▶ [OBJECTIVE]: In the copy, keep every record exact and leave out all images.
# START OF RECORDS TO USE
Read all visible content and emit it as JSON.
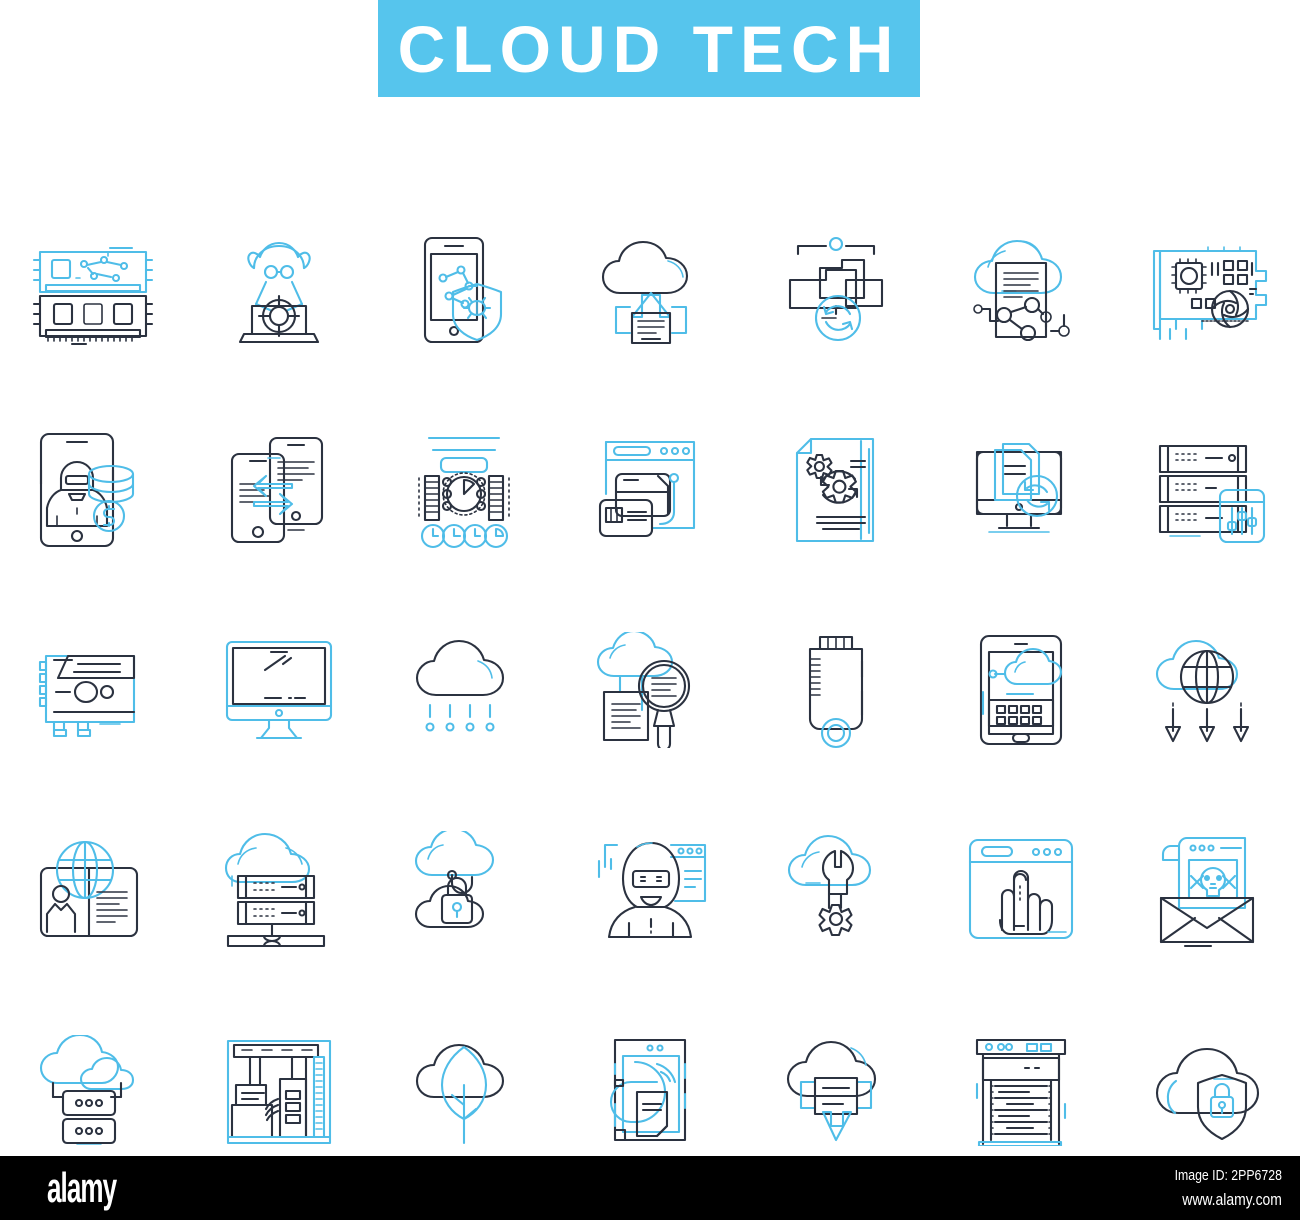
{
  "banner": {
    "title": "CLOUD TECH",
    "background_color": "#56c5ed",
    "text_color": "#ffffff"
  },
  "palette": {
    "dark": "#2b3240",
    "accent": "#4fbde8",
    "background": "#ffffff",
    "footer_background": "#000000"
  },
  "grid": {
    "columns": 7,
    "rows": 5,
    "icons": [
      {
        "name": "ram-memory-module-icon",
        "label": "RAM memory module"
      },
      {
        "name": "hacker-spy-laptop-icon",
        "label": "Hacker spy on laptop"
      },
      {
        "name": "mobile-security-bug-icon",
        "label": "Mobile security bug shield"
      },
      {
        "name": "cloud-upload-document-icon",
        "label": "Cloud upload document"
      },
      {
        "name": "folder-sync-icon",
        "label": "Folder sync"
      },
      {
        "name": "cloud-document-network-icon",
        "label": "Cloud document network"
      },
      {
        "name": "graphics-card-chip-icon",
        "label": "Graphics card chip"
      },
      {
        "name": "mobile-ransomware-icon",
        "label": "Mobile ransomware payment"
      },
      {
        "name": "phone-data-transfer-icon",
        "label": "Phone to phone data transfer"
      },
      {
        "name": "analytics-dashboard-icon",
        "label": "Analytics dashboard"
      },
      {
        "name": "online-card-payment-icon",
        "label": "Online card payment"
      },
      {
        "name": "document-gears-process-icon",
        "label": "Document process gears"
      },
      {
        "name": "desktop-file-sync-icon",
        "label": "Desktop file sync"
      },
      {
        "name": "server-settings-icon",
        "label": "Server rack settings"
      },
      {
        "name": "gpu-video-card-icon",
        "label": "GPU video card"
      },
      {
        "name": "desktop-monitor-icon",
        "label": "Desktop monitor"
      },
      {
        "name": "cloud-rain-data-icon",
        "label": "Cloud raining data"
      },
      {
        "name": "cloud-document-search-icon",
        "label": "Cloud document search"
      },
      {
        "name": "usb-flash-drive-icon",
        "label": "USB flash drive"
      },
      {
        "name": "tablet-cloud-keyboard-icon",
        "label": "Tablet cloud keyboard"
      },
      {
        "name": "global-cloud-download-icon",
        "label": "Global cloud distribution"
      },
      {
        "name": "global-user-profile-icon",
        "label": "Global user profile card"
      },
      {
        "name": "cloud-server-rack-icon",
        "label": "Cloud server rack"
      },
      {
        "name": "cloud-lock-security-icon",
        "label": "Cloud lock security"
      },
      {
        "name": "hacker-browser-icon",
        "label": "Hacker with browser"
      },
      {
        "name": "cloud-maintenance-icon",
        "label": "Cloud maintenance wrench gear"
      },
      {
        "name": "browser-touch-gesture-icon",
        "label": "Browser touch gesture"
      },
      {
        "name": "malware-email-icon",
        "label": "Malware email skull"
      },
      {
        "name": "cloud-storage-stack-icon",
        "label": "Cloud storage stack"
      },
      {
        "name": "data-center-interior-icon",
        "label": "Data center interior"
      },
      {
        "name": "cloud-energy-leaf-icon",
        "label": "Cloud green energy leaf"
      },
      {
        "name": "hard-disk-drive-icon",
        "label": "Hard disk drive file"
      },
      {
        "name": "cloud-download-file-icon",
        "label": "Cloud download file"
      },
      {
        "name": "server-cabinet-icon",
        "label": "Server cabinet"
      },
      {
        "name": "cloud-shield-lock-icon",
        "label": "Cloud shield lock"
      }
    ]
  },
  "footer": {
    "logo": "alamy",
    "image_id": "Image ID: 2PP6728",
    "url": "www.alamy.com"
  }
}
# END OF RECORDS TO USE
▶ [CORRECT OUTPUT]:
Read all visible content and emit it as JSON.
{
  "banner": {
    "title": "CLOUD TECH",
    "background_color": "#56c5ed",
    "text_color": "#ffffff"
  },
  "palette": {
    "dark": "#2b3240",
    "accent": "#4fbde8",
    "background": "#ffffff",
    "footer_background": "#000000"
  },
  "grid": {
    "columns": 7,
    "rows": 5,
    "icons": [
      {
        "name": "ram-memory-module-icon",
        "label": "RAM memory module"
      },
      {
        "name": "hacker-spy-laptop-icon",
        "label": "Hacker spy on laptop"
      },
      {
        "name": "mobile-security-bug-icon",
        "label": "Mobile security bug shield"
      },
      {
        "name": "cloud-upload-document-icon",
        "label": "Cloud upload document"
      },
      {
        "name": "folder-sync-icon",
        "label": "Folder sync"
      },
      {
        "name": "cloud-document-network-icon",
        "label": "Cloud document network"
      },
      {
        "name": "graphics-card-chip-icon",
        "label": "Graphics card chip"
      },
      {
        "name": "mobile-ransomware-icon",
        "label": "Mobile ransomware payment"
      },
      {
        "name": "phone-data-transfer-icon",
        "label": "Phone to phone data transfer"
      },
      {
        "name": "analytics-dashboard-icon",
        "label": "Analytics dashboard"
      },
      {
        "name": "online-card-payment-icon",
        "label": "Online card payment"
      },
      {
        "name": "document-gears-process-icon",
        "label": "Document process gears"
      },
      {
        "name": "desktop-file-sync-icon",
        "label": "Desktop file sync"
      },
      {
        "name": "server-settings-icon",
        "label": "Server rack settings"
      },
      {
        "name": "gpu-video-card-icon",
        "label": "GPU video card"
      },
      {
        "name": "desktop-monitor-icon",
        "label": "Desktop monitor"
      },
      {
        "name": "cloud-rain-data-icon",
        "label": "Cloud raining data"
      },
      {
        "name": "cloud-document-search-icon",
        "label": "Cloud document search"
      },
      {
        "name": "usb-flash-drive-icon",
        "label": "USB flash drive"
      },
      {
        "name": "tablet-cloud-keyboard-icon",
        "label": "Tablet cloud keyboard"
      },
      {
        "name": "global-cloud-download-icon",
        "label": "Global cloud distribution"
      },
      {
        "name": "global-user-profile-icon",
        "label": "Global user profile card"
      },
      {
        "name": "cloud-server-rack-icon",
        "label": "Cloud server rack"
      },
      {
        "name": "cloud-lock-security-icon",
        "label": "Cloud lock security"
      },
      {
        "name": "hacker-browser-icon",
        "label": "Hacker with browser"
      },
      {
        "name": "cloud-maintenance-icon",
        "label": "Cloud maintenance wrench gear"
      },
      {
        "name": "browser-touch-gesture-icon",
        "label": "Browser touch gesture"
      },
      {
        "name": "malware-email-icon",
        "label": "Malware email skull"
      },
      {
        "name": "cloud-storage-stack-icon",
        "label": "Cloud storage stack"
      },
      {
        "name": "data-center-interior-icon",
        "label": "Data center interior"
      },
      {
        "name": "cloud-energy-leaf-icon",
        "label": "Cloud green energy leaf"
      },
      {
        "name": "hard-disk-drive-icon",
        "label": "Hard disk drive file"
      },
      {
        "name": "cloud-download-file-icon",
        "label": "Cloud download file"
      },
      {
        "name": "server-cabinet-icon",
        "label": "Server cabinet"
      },
      {
        "name": "cloud-shield-lock-icon",
        "label": "Cloud shield lock"
      }
    ]
  },
  "footer": {
    "logo": "alamy",
    "image_id": "Image ID: 2PP6728",
    "url": "www.alamy.com"
  }
}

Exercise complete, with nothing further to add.